* Begin The records *
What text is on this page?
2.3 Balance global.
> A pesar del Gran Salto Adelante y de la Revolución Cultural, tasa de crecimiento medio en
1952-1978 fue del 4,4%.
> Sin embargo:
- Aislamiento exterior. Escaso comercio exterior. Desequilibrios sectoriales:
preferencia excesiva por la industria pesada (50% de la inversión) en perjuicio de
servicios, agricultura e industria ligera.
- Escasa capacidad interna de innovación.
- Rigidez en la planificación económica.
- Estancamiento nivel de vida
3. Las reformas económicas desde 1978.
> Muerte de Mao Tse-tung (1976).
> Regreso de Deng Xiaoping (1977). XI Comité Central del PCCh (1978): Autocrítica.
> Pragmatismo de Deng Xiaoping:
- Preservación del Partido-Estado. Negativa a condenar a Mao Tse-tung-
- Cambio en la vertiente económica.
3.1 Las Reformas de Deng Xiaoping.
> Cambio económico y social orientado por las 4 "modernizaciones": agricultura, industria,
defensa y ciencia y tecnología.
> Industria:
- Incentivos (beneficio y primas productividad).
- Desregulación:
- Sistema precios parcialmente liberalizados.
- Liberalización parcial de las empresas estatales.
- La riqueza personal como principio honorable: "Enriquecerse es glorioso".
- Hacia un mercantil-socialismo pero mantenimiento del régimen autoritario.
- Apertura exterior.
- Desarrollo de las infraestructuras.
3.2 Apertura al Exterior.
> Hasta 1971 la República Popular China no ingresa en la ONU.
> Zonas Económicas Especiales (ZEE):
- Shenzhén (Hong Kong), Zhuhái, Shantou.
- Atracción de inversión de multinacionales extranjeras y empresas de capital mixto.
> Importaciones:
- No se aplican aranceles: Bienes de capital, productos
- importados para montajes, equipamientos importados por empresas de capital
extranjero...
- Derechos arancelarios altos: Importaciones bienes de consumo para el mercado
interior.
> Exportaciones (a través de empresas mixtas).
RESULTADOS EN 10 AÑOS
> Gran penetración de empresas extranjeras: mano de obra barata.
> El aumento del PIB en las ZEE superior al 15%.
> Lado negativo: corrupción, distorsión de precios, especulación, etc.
* End The records *
• Goal: Would you write down every record again, exactly?

• Correct answer:
What text is on this page?
2.3 Balance global.
> A pesar del Gran Salto Adelante y de la Revolución Cultural, tasa de crecimiento medio en
1952-1978 fue del 4,4%.
> Sin embargo:
- Aislamiento exterior. Escaso comercio exterior. Desequilibrios sectoriales:
preferencia excesiva por la industria pesada (50% de la inversión) en perjuicio de
servicios, agricultura e industria ligera.
- Escasa capacidad interna de innovación.
- Rigidez en la planificación económica.
- Estancamiento nivel de vida
3. Las reformas económicas desde 1978.
> Muerte de Mao Tse-tung (1976).
> Regreso de Deng Xiaoping (1977). XI Comité Central del PCCh (1978): Autocrítica.
> Pragmatismo de Deng Xiaoping:
- Preservación del Partido-Estado. Negativa a condenar a Mao Tse-tung-
- Cambio en la vertiente económica.
3.1 Las Reformas de Deng Xiaoping.
> Cambio económico y social orientado por las 4 "modernizaciones": agricultura, industria,
defensa y ciencia y tecnología.
> Industria:
- Incentivos (beneficio y primas productividad).
- Desregulación:
- Sistema precios parcialmente liberalizados.
- Liberalización parcial de las empresas estatales.
- La riqueza personal como principio honorable: "Enriquecerse es glorioso".
- Hacia un mercantil-socialismo pero mantenimiento del régimen autoritario.
- Apertura exterior.
- Desarrollo de las infraestructuras.
3.2 Apertura al Exterior.
> Hasta 1971 la República Popular China no ingresa en la ONU.
> Zonas Económicas Especiales (ZEE):
- Shenzhén (Hong Kong), Zhuhái, Shantou.
- Atracción de inversión de multinacionales extranjeras y empresas de capital mixto.
> Importaciones:
- No se aplican aranceles: Bienes de capital, productos
- importados para montajes, equipamientos importados por empresas de capital
extranjero...
- Derechos arancelarios altos: Importaciones bienes de consumo para el mercado
interior.
> Exportaciones (a través de empresas mixtas).
RESULTADOS EN 10 AÑOS
> Gran penetración de empresas extranjeras: mano de obra barata.
> El aumento del PIB en las ZEE superior al 15%.
> Lado negativo: corrupción, distorsión de precios, especulación, etc.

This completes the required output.